Extend the code review discussion of the CXL event-interrupt patch, picking up right after its last line.

→ Text shown
________________

Based on the other review this is just a bool msi_enabled which is used to
determine if this should be set up at all.

>
> > + dev_dbg(dev, "Event interrupt not enabled; %s %u %d\n",
> > + cxl_event_log_type_str(CXL_EVENT_TYPE_INFO),
> > + msgnum, cxlds->nr_irq_vecs);
> > + return 0;
> > + }
> > +
> > + id = devm_kzalloc(dev, sizeof(*id), GFP_KERNEL);
> > + if (!id)
> > + return -ENOMEM;
> > +
> > + id->cxlds = cxlds;
> > + id->msgnum = msgnum;
> > + id->status = log_type_to_status(log_type);
> > +
> > + irq = pci_request_irq(pdev, id->msgnum, cxl_event_int_handler,
> > + cxl_event_int_thread, id,
> > + "%s:event-log-%s", dev_name(dev),
> > + cxl_event_log_type_str(log_type));
> > + if (irq)
> > + return irq;
> > +
> > + devm_add_action_or_reset(dev, cxl_free_event_irq, id);
>
> Hmm. no pcim_request_irq() maybe this is the time to propose one
> (separate from this patch so we don't get delayed by that!)

________________

→ Given information
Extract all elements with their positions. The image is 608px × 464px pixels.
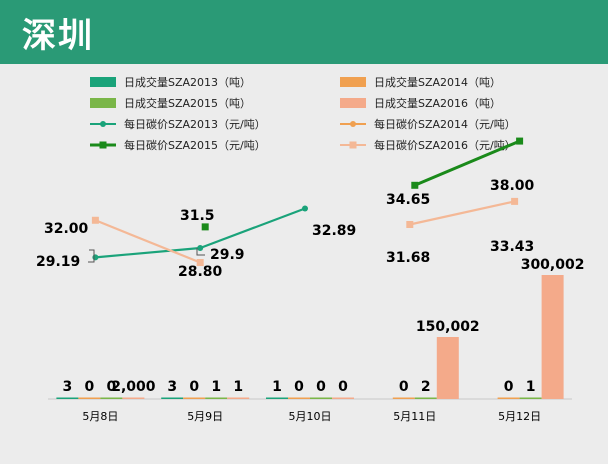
bar-data-label: 0 [294,379,304,395]
bar-data-label: 0 [338,379,348,395]
legend-label: 每日碳价SZA2013（元/吨） [124,117,266,131]
legend-marker [349,141,357,149]
series-line [95,246,201,259]
x-tick-label: 5月12日 [498,410,541,423]
bar [78,397,101,399]
line-data-label: 31.68 [386,250,430,266]
legend-swatch-bar [340,98,366,108]
line-point [196,259,204,267]
series-line [199,207,306,250]
bar [497,397,520,399]
bar [332,397,354,399]
bar [161,397,184,399]
legend-swatch-bar [90,77,116,87]
line-data-label: 38.00 [490,178,535,194]
leader-line [88,249,95,263]
bar-data-label: 0 [189,379,199,395]
bar-data-label: 3 [63,379,73,395]
line-point [406,221,414,229]
line-point [516,137,524,145]
bar-data-label: 0 [316,379,326,395]
bar [100,397,123,399]
bar [227,397,250,399]
bar-data-label: 0 [504,379,514,395]
bar [122,397,145,399]
bar-data-label: 2,000 [111,379,156,395]
bar [436,336,459,399]
bar-data-label: 1 [272,379,282,395]
line-point [91,216,99,224]
leader-line [196,248,205,256]
line-data-label: 29.19 [36,254,80,270]
bar-data-label: 1 [526,379,536,395]
line-data-label: 28.80 [178,264,223,280]
bar [56,397,79,399]
line-point [197,245,204,251]
bar [266,397,288,399]
legend-label: 日成交量SZA2016（吨） [374,96,501,110]
series-line [94,219,201,264]
line-data-label: 32.89 [312,223,356,239]
bar [183,397,206,399]
line-data-label: 33.43 [490,239,534,255]
bar-data-label: 3 [167,379,177,395]
line-point [411,181,419,189]
legend-marker [350,121,356,127]
bar-data-label: 0 [85,379,95,395]
line-point [201,223,209,231]
bar [414,397,437,399]
bar [288,397,310,399]
series-line [414,139,521,187]
page-title: 深圳 [22,16,94,56]
bar [541,275,564,399]
bar [392,397,415,399]
bar-data-label: 150,002 [416,319,480,335]
x-tick-label: 5月8日 [82,410,118,423]
line-data-label: 29.9 [210,247,245,263]
bar [205,397,228,399]
legend-label: 每日碳价SZA2014（元/吨） [374,117,516,131]
legend-marker [100,121,106,127]
legend-swatch-bar [90,98,116,108]
legend-label: 每日碳价SZA2016（元/吨） [374,138,516,152]
x-tick-label: 5月11日 [393,410,436,423]
bar-data-label: 1 [211,379,221,395]
bar-data-label: 0 [107,379,117,395]
legend-label: 每日碳价SZA2015（元/吨） [124,138,266,152]
line-point [511,197,519,205]
legend-marker [99,141,107,149]
x-tick-label: 5月10日 [289,410,332,423]
line-data-label: 31.5 [180,208,215,224]
line-data-label: 34.65 [386,192,430,208]
line-point [302,205,308,212]
series-line [409,200,515,226]
bar-data-label: 0 [399,379,409,395]
line-data-label: 32.00 [44,221,89,237]
bar-data-label: 300,002 [521,257,585,273]
legend-label: 日成交量SZA2013（吨） [124,75,251,89]
header-bar: 深圳 [0,0,608,64]
line-point [92,254,99,261]
legend-swatch-bar [340,77,366,87]
legend-label: 日成交量SZA2014（吨） [374,75,501,89]
x-tick-label: 5月9日 [187,410,223,423]
bar [310,397,332,399]
legend-label: 日成交量SZA2015（吨） [124,96,251,110]
bar [519,397,542,399]
bar-data-label: 2 [421,379,431,395]
bar-data-label: 1 [233,379,243,395]
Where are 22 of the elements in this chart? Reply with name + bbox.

________________

→ Result for this exercise
Perhaps. But not tonight... ;-)

>
> We discussed this way back in DOE series (I'd forgotten but lore found
> it for me). There I suggested just calling
> devm_request_threaded_irq() directly as a work around.

Yea that works fine. One issue is we lose the format printing of the irq name:

...
29: ... PCI-MSI 100663300-edge 0000:c0:00.0:event-log-Fatal
30: ... PCI-MSI 100663301-edge 0000:c0:00.0:event-log-Failure
31: ... PCI-MSI 100663302-edge 0000:c0:00.0:event-log-Warning
32: ... PCI-MSI 100663303-edge 0000:c0:00.0:event-log-Informational
...

Thanks,
Ira

>
> > + return 0;
> > +}
> > +
> > +static void cxl_event_irqsetup(struct cxl_dev_state *cxlds)
> > +{
> > + struct device *dev = cxlds->dev;
> > + u8 setting;
> > +
> > + if (cxl_event_config_msgnums(cxlds))
> > + return;
> > +
> > + /*
> > + * Dynamic Capacity shares the info message number
> > + * Nothing to be done except check the status bit in the
> > + * irq thread.
> > + */
> > + setting = cxlds->evt_int_policy.info_settings;
> > + if (cxl_request_event_irq(cxlds, CXL_EVENT_TYPE_INFO, setting))
> > + dev_err(dev, "Failed to get interrupt for %s event log\n",
> > + cxl_event_log_type_str(CXL_EVENT_TYPE_INFO));
> > +
> > + setting = cxlds->evt_int_policy.warn_settings;
> > + if (cxl_request_event_irq(cxlds, CXL_EVENT_TYPE_WARN, setting))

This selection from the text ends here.